Transcribe the records exactly. Pictures do not belong in the transcription.

• [EXTRACTED ENTRIES]

::::

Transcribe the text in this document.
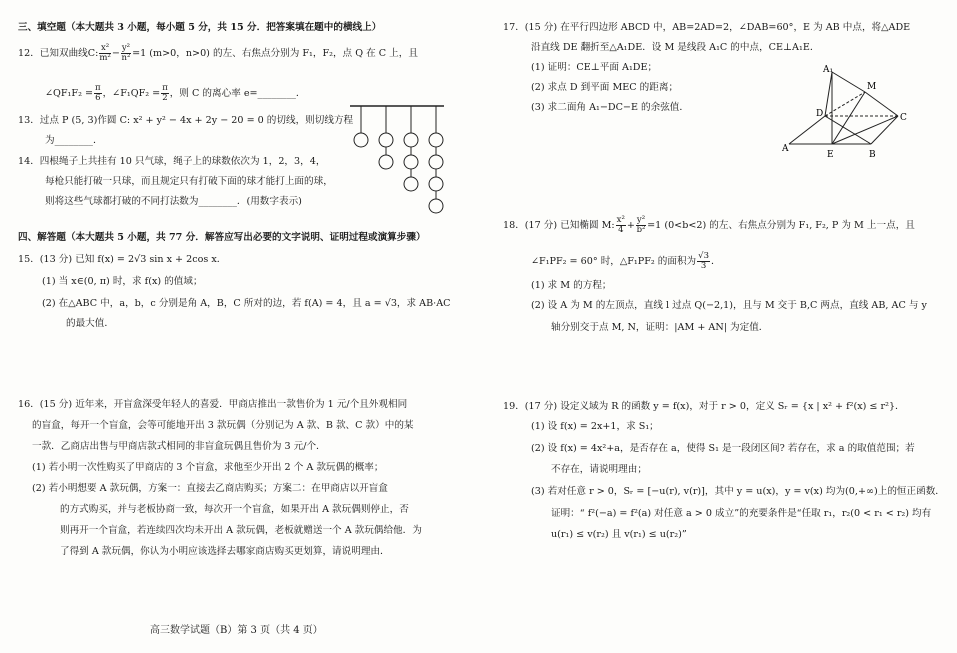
三、填空题（本大题共 3 小题，每小题 5 分，共 15 分．把答案填在题中的横线上）
12．已知双曲线C: $\frac{\text{x²}}{\text{m²}} - \frac{\text{y²}}{\text{n²}} =1$ (m>0，n>0) 的左、右焦点分别为 F₁，F₂，点 Q 在 C 上，且
∠QF₁F₂ = $\frac{\pi}{6}$ ，∠F₁QF₂ = $\frac{\pi}{2}$ ，则 C 的离心率 e=________．
13．过点 P (5, 3)作圆 C: x² + y² − 4x + 2y − 20 = 0 的切线，则切线方程
为________．
14．四根绳子上共挂有 10 只气球，绳子上的球数依次为 1，2，3，4，
每枪只能打破一只球，而且规定只有打破下面的球才能打上面的球，
则将这些气球都打破的不同打法数为________．(用数字表示)
四、解答题（本大题共 5 小题，共 77 分．解答应写出必要的文字说明、证明过程或演算步骤）
15．(13 分) 已知 f(x) = 2√3 sin x + 2cos x．
(1) 当 x∈(0, π) 时，求 f(x) 的值域；
(2) 在△ABC 中，a，b，c 分别是角 A，B，C 所对的边，若 f(A) = 4，且 a = √3，求 AB·AC
的最大值．
16．(15 分) 近年来，开盲盒深受年轻人的喜爱．甲商店推出一款售价为 1 元/个且外观相同
的盲盒，每开一个盲盒，会等可能地开出 3 款玩偶（分别记为 A 款、B 款、C 款）中的某
一款．乙商店出售与甲商店款式相同的非盲盒玩偶且售价为 3 元/个．
(1) 若小明一次性购买了甲商店的 3 个盲盒，求他至少开出 2 个 A 款玩偶的概率；
(2) 若小明想要 A 款玩偶，方案一：直接去乙商店购买；方案二：在甲商店以开盲盒
的方式购买，并与老板协商一致，每次开一个盲盒，如果开出 A 款玩偶则停止，否
则再开一个盲盒，若连续四次均未开出 A 款玩偶，老板就赠送一个 A 款玩偶给他．为
了得到 A 款玩偶，你认为小明应该选择去哪家商店购买更划算，请说明理由．
17．(15 分) 在平行四边形 ABCD 中，AB=2AD=2，∠DAB=60°，E 为 AB 中点，将△ADE
沿直线 DE 翻折至△A₁DE．设 M 是线段 A₁C 的中点，CE⊥A₁E．
(1) 证明：CE⊥平面 A₁DE；
(2) 求点 D 到平面 MEC 的距离；
(3) 求二面角 A₁−DC−E 的余弦值．
A₁
M
D	C
A
E	B
18．(17 分) 已知椭圆 M: $\frac{\text{x²}}{4} + \frac{\text{y²}}{\text{b²}} =1$ (0<b<2) 的左、右焦点分别为 F₁, F₂, P 为 M 上一点，且
∠F₁PF₂ = 60° 时，△F₁PF₂ 的面积为 $\frac{√3}{3}$ ．
(1) 求 M 的方程；
(2) 设 A 为 M 的左顶点，直线 l 过点 Q(−2,1)，且与 M 交于 B,C 两点，直线 AB, AC 与 y
轴分别交于点 M, N，证明：|AM + AN| 为定值．
19．(17 分) 设定义域为 R 的函数 y = f(x)，对于 r > 0，定义 Sᵣ = {x | x² + f²(x) ≤ r²}．
(1) 设 f(x) = 2x+1，求 S₁；
(2) 设 f(x) = 4x²+a，是否存在 a，使得 S₁ 是一段闭区间? 若存在，求 a 的取值范围；若
不存在，请说明理由；
(3) 若对任意 r > 0，Sᵣ = [−u(r), v(r)]，其中 y = u(x)，y = v(x) 均为(0,+∞)上的恒正函数．
证明：“ f²(−a) = f²(a) 对任意 a > 0 成立”的充要条件是“任取 r₁，r₂(0 < r₁ < r₂) 均有
u(r₁) ≤ v(r₂) 且 v(r₁) ≤ u(r₂)”
高三数学试题（B）第 3 页（共 4 页）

::::

• [SOLUTION TO THIS EXERCISE]
Transcribe the text in this document.
三、填空题（本大题共 3 小题，每小题 5 分，共 15 分．把答案填在题中的横线上）
12．已知双曲线C: $\frac{\text{x²}}{\text{m²}} - \frac{\text{y²}}{\text{n²}} =1$ (m>0，n>0) 的左、右焦点分别为 F₁，F₂，点 Q 在 C 上，且
∠QF₁F₂ = $\frac{\pi}{6}$ ，∠F₁QF₂ = $\frac{\pi}{2}$ ，则 C 的离心率 e=________．
13．过点 P (5, 3)作圆 C: x² + y² − 4x + 2y − 20 = 0 的切线，则切线方程
为________．
14．四根绳子上共挂有 10 只气球，绳子上的球数依次为 1，2，3，4，
每枪只能打破一只球，而且规定只有打破下面的球才能打上面的球，
则将这些气球都打破的不同打法数为________．(用数字表示)
四、解答题（本大题共 5 小题，共 77 分．解答应写出必要的文字说明、证明过程或演算步骤）
15．(13 分) 已知 f(x) = 2√3 sin x + 2cos x．
(1) 当 x∈(0, π) 时，求 f(x) 的值域；
(2) 在△ABC 中，a，b，c 分别是角 A，B，C 所对的边，若 f(A) = 4，且 a = √3，求 AB·AC
的最大值．
16．(15 分) 近年来，开盲盒深受年轻人的喜爱．甲商店推出一款售价为 1 元/个且外观相同
的盲盒，每开一个盲盒，会等可能地开出 3 款玩偶（分别记为 A 款、B 款、C 款）中的某
一款．乙商店出售与甲商店款式相同的非盲盒玩偶且售价为 3 元/个．
(1) 若小明一次性购买了甲商店的 3 个盲盒，求他至少开出 2 个 A 款玩偶的概率；
(2) 若小明想要 A 款玩偶，方案一：直接去乙商店购买；方案二：在甲商店以开盲盒
的方式购买，并与老板协商一致，每次开一个盲盒，如果开出 A 款玩偶则停止，否
则再开一个盲盒，若连续四次均未开出 A 款玩偶，老板就赠送一个 A 款玩偶给他．为
了得到 A 款玩偶，你认为小明应该选择去哪家商店购买更划算，请说明理由．
17．(15 分) 在平行四边形 ABCD 中，AB=2AD=2，∠DAB=60°，E 为 AB 中点，将△ADE
沿直线 DE 翻折至△A₁DE．设 M 是线段 A₁C 的中点，CE⊥A₁E．
(1) 证明：CE⊥平面 A₁DE；
(2) 求点 D 到平面 MEC 的距离；
(3) 求二面角 A₁−DC−E 的余弦值．
A₁
M
D	C
A
E	B
18．(17 分) 已知椭圆 M: $\frac{\text{x²}}{4} + \frac{\text{y²}}{\text{b²}} =1$ (0<b<2) 的左、右焦点分别为 F₁, F₂, P 为 M 上一点，且
∠F₁PF₂ = 60° 时，△F₁PF₂ 的面积为 $\frac{√3}{3}$ ．
(1) 求 M 的方程；
(2) 设 A 为 M 的左顶点，直线 l 过点 Q(−2,1)，且与 M 交于 B,C 两点，直线 AB, AC 与 y
轴分别交于点 M, N，证明：|AM + AN| 为定值．
19．(17 分) 设定义域为 R 的函数 y = f(x)，对于 r > 0，定义 Sᵣ = {x | x² + f²(x) ≤ r²}．
(1) 设 f(x) = 2x+1，求 S₁；
(2) 设 f(x) = 4x²+a，是否存在 a，使得 S₁ 是一段闭区间? 若存在，求 a 的取值范围；若
不存在，请说明理由；
(3) 若对任意 r > 0，Sᵣ = [−u(r), v(r)]，其中 y = u(x)，y = v(x) 均为(0,+∞)上的恒正函数．
证明：“ f²(−a) = f²(a) 对任意 a > 0 成立”的充要条件是“任取 r₁，r₂(0 < r₁ < r₂) 均有
u(r₁) ≤ v(r₂) 且 v(r₁) ≤ u(r₂)”
高三数学试题（B）第 3 页（共 4 页）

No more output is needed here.